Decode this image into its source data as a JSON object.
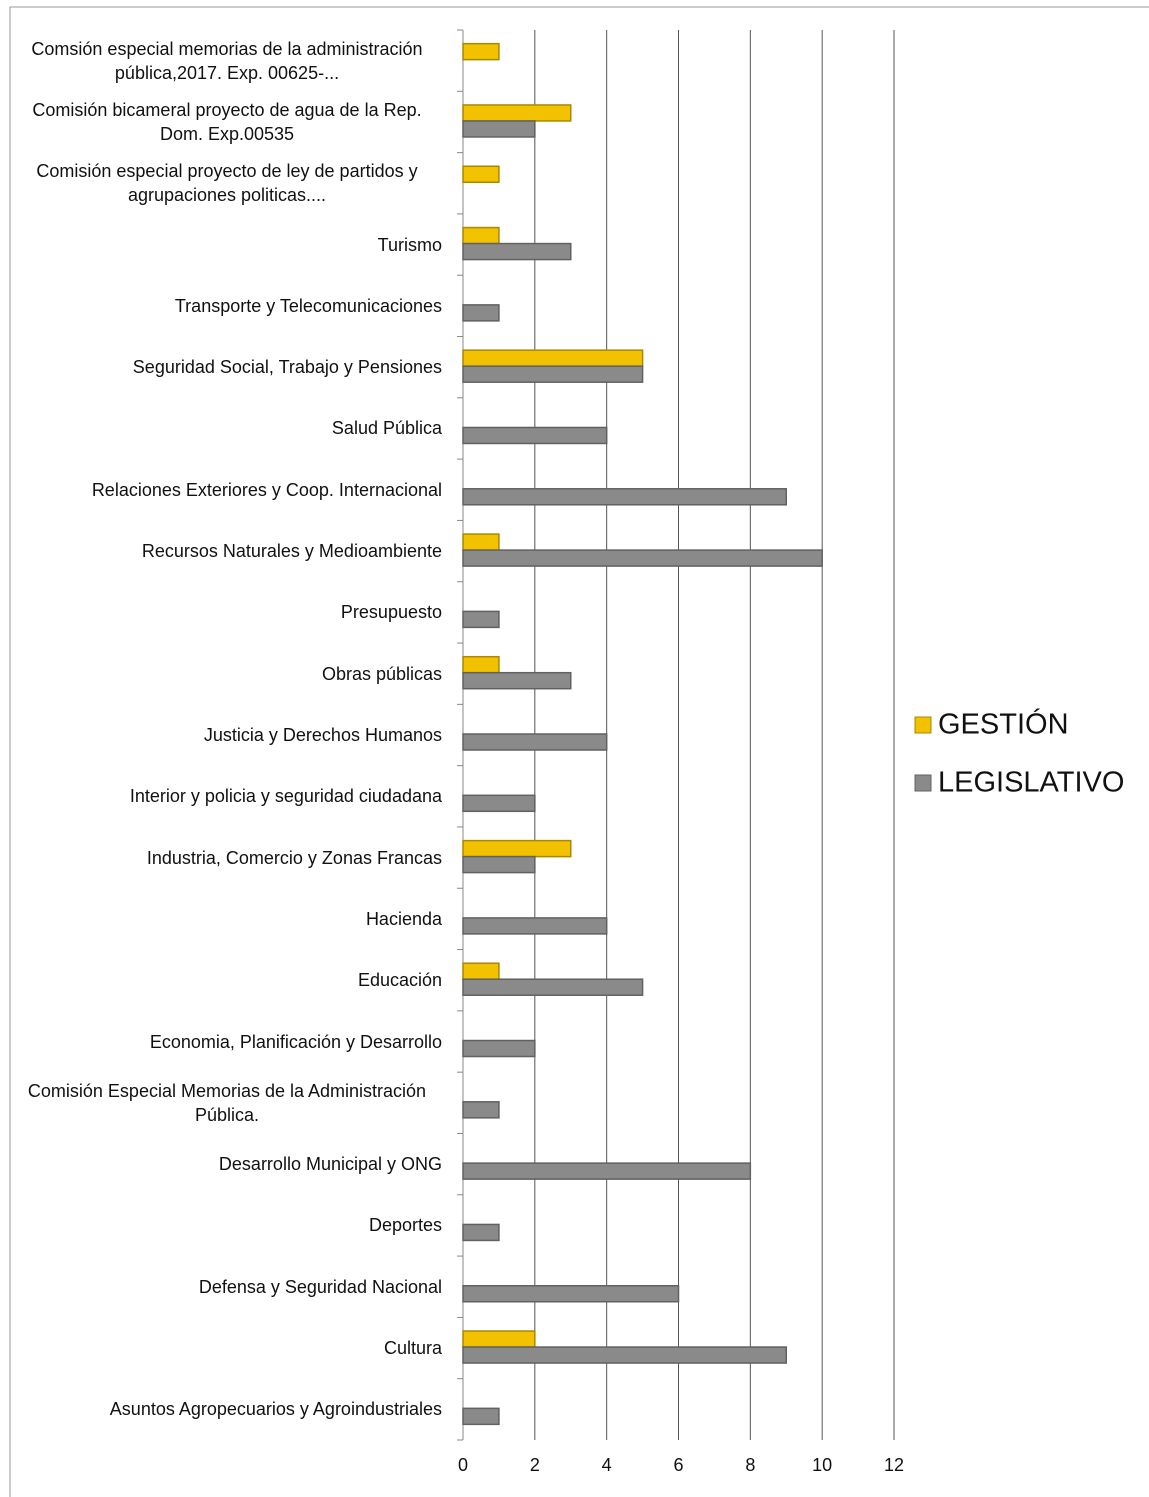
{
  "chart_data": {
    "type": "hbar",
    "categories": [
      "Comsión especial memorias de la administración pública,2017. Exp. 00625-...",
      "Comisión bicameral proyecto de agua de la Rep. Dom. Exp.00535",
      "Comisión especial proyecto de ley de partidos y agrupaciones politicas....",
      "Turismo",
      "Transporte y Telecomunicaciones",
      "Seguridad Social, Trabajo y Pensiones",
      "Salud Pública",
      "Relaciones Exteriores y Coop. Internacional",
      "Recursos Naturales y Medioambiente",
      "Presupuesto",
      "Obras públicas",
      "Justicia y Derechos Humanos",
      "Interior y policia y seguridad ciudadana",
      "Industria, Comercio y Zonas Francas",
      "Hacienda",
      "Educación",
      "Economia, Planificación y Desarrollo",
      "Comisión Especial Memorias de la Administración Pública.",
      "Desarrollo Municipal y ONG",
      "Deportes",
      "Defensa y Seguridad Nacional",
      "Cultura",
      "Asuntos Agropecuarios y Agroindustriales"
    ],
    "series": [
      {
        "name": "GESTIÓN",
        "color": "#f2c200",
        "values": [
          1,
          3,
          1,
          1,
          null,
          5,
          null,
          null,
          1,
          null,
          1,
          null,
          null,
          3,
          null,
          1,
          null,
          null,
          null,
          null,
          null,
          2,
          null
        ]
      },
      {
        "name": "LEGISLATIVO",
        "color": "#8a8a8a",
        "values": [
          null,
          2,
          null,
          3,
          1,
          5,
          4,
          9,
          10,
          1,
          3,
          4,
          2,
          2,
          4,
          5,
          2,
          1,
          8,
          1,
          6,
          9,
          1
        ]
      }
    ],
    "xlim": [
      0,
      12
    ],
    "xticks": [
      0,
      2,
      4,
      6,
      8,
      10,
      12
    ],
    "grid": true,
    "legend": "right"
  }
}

---

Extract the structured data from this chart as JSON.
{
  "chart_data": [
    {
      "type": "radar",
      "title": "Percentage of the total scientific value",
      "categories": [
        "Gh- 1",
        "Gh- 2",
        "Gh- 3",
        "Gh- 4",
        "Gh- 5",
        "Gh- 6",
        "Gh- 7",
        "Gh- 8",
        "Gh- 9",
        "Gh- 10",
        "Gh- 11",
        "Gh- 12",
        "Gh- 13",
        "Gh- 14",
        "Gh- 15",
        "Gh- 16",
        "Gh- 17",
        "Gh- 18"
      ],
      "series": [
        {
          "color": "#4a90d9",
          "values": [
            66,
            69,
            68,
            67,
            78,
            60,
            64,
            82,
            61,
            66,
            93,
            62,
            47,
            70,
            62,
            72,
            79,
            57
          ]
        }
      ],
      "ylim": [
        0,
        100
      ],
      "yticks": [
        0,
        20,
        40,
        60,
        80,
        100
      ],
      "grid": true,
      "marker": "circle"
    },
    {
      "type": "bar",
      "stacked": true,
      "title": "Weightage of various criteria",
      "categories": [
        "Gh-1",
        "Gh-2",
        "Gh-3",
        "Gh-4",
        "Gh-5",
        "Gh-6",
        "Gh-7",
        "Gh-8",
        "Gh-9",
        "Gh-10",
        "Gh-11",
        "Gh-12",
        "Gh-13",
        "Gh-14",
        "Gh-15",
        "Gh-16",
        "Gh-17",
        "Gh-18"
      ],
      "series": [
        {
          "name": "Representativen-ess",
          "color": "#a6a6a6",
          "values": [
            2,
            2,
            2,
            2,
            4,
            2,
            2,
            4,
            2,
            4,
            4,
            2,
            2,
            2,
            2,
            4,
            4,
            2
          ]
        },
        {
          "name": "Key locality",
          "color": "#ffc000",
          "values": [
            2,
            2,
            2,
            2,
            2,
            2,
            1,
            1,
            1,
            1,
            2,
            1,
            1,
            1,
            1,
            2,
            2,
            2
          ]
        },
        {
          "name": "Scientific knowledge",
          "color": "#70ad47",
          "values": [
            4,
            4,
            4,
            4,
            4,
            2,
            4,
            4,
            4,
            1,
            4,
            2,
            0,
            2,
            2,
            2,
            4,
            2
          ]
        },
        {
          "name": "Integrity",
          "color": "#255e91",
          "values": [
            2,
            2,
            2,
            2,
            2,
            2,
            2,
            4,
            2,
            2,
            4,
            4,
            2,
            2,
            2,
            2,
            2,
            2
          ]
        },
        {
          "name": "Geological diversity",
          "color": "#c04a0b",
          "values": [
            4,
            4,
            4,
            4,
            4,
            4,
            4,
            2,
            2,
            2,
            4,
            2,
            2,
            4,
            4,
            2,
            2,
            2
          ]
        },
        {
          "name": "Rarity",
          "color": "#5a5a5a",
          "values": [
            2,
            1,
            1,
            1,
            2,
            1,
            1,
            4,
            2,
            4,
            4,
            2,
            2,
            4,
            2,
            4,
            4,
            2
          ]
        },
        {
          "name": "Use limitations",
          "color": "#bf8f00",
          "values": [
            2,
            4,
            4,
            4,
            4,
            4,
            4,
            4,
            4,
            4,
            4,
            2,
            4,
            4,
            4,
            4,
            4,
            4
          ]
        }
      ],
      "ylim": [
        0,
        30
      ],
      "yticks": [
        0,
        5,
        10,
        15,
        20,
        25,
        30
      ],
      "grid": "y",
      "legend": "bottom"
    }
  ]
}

EXERCISE DIRECTIONS.
In the listing, how many lines hold "this"? Answer with a bare number.

OUTPUT OF THE TASK.
2